▶ **Records for the task**:
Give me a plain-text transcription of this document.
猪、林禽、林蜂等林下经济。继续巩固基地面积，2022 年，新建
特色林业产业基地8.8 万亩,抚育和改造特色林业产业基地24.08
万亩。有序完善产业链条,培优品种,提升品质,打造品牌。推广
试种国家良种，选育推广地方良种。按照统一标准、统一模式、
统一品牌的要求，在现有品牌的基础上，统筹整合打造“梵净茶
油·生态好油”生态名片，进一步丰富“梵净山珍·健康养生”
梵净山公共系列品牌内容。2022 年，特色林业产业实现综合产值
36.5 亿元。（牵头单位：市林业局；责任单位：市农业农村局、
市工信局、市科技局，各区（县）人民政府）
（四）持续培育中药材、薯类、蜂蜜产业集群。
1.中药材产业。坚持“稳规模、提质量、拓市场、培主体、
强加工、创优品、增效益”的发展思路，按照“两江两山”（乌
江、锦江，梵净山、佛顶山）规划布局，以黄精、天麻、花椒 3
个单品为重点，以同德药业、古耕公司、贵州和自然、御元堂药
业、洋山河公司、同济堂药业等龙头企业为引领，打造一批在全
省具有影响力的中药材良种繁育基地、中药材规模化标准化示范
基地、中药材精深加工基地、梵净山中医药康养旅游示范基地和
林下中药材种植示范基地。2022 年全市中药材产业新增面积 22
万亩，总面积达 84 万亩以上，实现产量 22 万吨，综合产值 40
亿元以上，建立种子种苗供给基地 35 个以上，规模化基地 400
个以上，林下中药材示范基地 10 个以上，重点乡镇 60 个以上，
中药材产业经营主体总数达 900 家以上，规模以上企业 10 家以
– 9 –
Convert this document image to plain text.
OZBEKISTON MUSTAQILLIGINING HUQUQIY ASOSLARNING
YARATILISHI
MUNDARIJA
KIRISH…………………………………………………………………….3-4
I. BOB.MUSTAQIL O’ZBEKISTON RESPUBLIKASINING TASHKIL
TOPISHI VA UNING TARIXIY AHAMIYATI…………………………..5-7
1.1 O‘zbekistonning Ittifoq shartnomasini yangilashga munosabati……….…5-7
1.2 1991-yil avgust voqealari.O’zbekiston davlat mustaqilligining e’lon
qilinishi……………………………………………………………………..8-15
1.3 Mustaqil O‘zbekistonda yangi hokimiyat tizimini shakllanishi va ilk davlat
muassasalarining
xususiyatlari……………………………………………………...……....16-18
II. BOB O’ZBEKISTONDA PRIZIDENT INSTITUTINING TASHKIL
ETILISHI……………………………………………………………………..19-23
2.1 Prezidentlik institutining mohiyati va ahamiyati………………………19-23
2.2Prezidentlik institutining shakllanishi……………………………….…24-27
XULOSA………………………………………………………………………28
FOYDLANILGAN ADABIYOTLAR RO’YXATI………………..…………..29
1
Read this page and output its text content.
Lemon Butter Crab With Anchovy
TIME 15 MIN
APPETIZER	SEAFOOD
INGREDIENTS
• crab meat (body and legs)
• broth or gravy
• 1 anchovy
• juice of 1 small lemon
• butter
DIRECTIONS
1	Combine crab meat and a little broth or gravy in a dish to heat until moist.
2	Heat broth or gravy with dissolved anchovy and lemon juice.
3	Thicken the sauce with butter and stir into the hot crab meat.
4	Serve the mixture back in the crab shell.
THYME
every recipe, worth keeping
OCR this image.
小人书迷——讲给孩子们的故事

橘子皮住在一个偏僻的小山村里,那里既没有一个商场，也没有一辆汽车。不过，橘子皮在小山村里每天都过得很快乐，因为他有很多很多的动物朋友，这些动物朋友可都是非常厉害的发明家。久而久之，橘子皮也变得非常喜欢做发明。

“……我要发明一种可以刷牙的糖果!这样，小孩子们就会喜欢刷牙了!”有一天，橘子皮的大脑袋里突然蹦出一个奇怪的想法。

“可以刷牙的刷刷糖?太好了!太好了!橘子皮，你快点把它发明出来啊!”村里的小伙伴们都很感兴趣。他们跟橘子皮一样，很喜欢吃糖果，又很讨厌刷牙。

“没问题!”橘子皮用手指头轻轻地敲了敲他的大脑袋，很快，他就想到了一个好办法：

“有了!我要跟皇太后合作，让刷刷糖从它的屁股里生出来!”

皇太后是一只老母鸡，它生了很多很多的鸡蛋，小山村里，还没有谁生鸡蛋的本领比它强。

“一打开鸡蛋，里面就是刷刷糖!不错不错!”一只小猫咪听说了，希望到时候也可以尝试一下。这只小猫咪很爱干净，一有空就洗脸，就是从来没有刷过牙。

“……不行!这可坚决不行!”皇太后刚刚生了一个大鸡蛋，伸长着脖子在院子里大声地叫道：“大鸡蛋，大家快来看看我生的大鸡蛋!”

▶ **Written exercise**: Generate an exact reproduction of all entries.

▶ **Final result**:
Give me a plain-text transcription of this document.
猪、林禽、林蜂等林下经济。继续巩固基地面积，2022 年，新建
特色林业产业基地8.8 万亩,抚育和改造特色林业产业基地24.08
万亩。有序完善产业链条,培优品种,提升品质,打造品牌。推广
试种国家良种，选育推广地方良种。按照统一标准、统一模式、
统一品牌的要求，在现有品牌的基础上，统筹整合打造“梵净茶
油·生态好油”生态名片，进一步丰富“梵净山珍·健康养生”
梵净山公共系列品牌内容。2022 年，特色林业产业实现综合产值
36.5 亿元。（牵头单位：市林业局；责任单位：市农业农村局、
市工信局、市科技局，各区（县）人民政府）
（四）持续培育中药材、薯类、蜂蜜产业集群。
1.中药材产业。坚持“稳规模、提质量、拓市场、培主体、
强加工、创优品、增效益”的发展思路，按照“两江两山”（乌
江、锦江，梵净山、佛顶山）规划布局，以黄精、天麻、花椒 3
个单品为重点，以同德药业、古耕公司、贵州和自然、御元堂药
业、洋山河公司、同济堂药业等龙头企业为引领，打造一批在全
省具有影响力的中药材良种繁育基地、中药材规模化标准化示范
基地、中药材精深加工基地、梵净山中医药康养旅游示范基地和
林下中药材种植示范基地。2022 年全市中药材产业新增面积 22
万亩，总面积达 84 万亩以上，实现产量 22 万吨，综合产值 40
亿元以上，建立种子种苗供给基地 35 个以上，规模化基地 400
个以上，林下中药材示范基地 10 个以上，重点乡镇 60 个以上，
中药材产业经营主体总数达 900 家以上，规模以上企业 10 家以
– 9 –
Convert this document image to plain text.
OZBEKISTON MUSTAQILLIGINING HUQUQIY ASOSLARNING
YARATILISHI
MUNDARIJA
KIRISH…………………………………………………………………….3-4
I. BOB.MUSTAQIL O’ZBEKISTON RESPUBLIKASINING TASHKIL
TOPISHI VA UNING TARIXIY AHAMIYATI…………………………..5-7
1.1 O‘zbekistonning Ittifoq shartnomasini yangilashga munosabati……….…5-7
1.2 1991-yil avgust voqealari.O’zbekiston davlat mustaqilligining e’lon
qilinishi……………………………………………………………………..8-15
1.3 Mustaqil O‘zbekistonda yangi hokimiyat tizimini shakllanishi va ilk davlat
muassasalarining
xususiyatlari……………………………………………………...……....16-18
II. BOB O’ZBEKISTONDA PRIZIDENT INSTITUTINING TASHKIL
ETILISHI……………………………………………………………………..19-23
2.1 Prezidentlik institutining mohiyati va ahamiyati………………………19-23
2.2Prezidentlik institutining shakllanishi……………………………….…24-27
XULOSA………………………………………………………………………28
FOYDLANILGAN ADABIYOTLAR RO’YXATI………………..…………..29
1
Read this page and output its text content.
Lemon Butter Crab With Anchovy
TIME 15 MIN
APPETIZER	SEAFOOD
INGREDIENTS
• crab meat (body and legs)
• broth or gravy
• 1 anchovy
• juice of 1 small lemon
• butter
DIRECTIONS
1	Combine crab meat and a little broth or gravy in a dish to heat until moist.
2	Heat broth or gravy with dissolved anchovy and lemon juice.
3	Thicken the sauce with butter and stir into the hot crab meat.
4	Serve the mixture back in the crab shell.
THYME
every recipe, worth keeping
OCR this image.
小人书迷——讲给孩子们的故事

橘子皮住在一个偏僻的小山村里,那里既没有一个商场，也没有一辆汽车。不过，橘子皮在小山村里每天都过得很快乐，因为他有很多很多的动物朋友，这些动物朋友可都是非常厉害的发明家。久而久之，橘子皮也变得非常喜欢做发明。

“……我要发明一种可以刷牙的糖果!这样，小孩子们就会喜欢刷牙了!”有一天，橘子皮的大脑袋里突然蹦出一个奇怪的想法。

“可以刷牙的刷刷糖?太好了!太好了!橘子皮，你快点把它发明出来啊!”村里的小伙伴们都很感兴趣。他们跟橘子皮一样，很喜欢吃糖果，又很讨厌刷牙。

“没问题!”橘子皮用手指头轻轻地敲了敲他的大脑袋，很快，他就想到了一个好办法：

“有了!我要跟皇太后合作，让刷刷糖从它的屁股里生出来!”

皇太后是一只老母鸡，它生了很多很多的鸡蛋，小山村里，还没有谁生鸡蛋的本领比它强。

“一打开鸡蛋，里面就是刷刷糖!不错不错!”一只小猫咪听说了，希望到时候也可以尝试一下。这只小猫咪很爱干净，一有空就洗脸，就是从来没有刷过牙。

“……不行!这可坚决不行!”皇太后刚刚生了一个大鸡蛋，伸长着脖子在院子里大声地叫道：“大鸡蛋，大家快来看看我生的大鸡蛋!”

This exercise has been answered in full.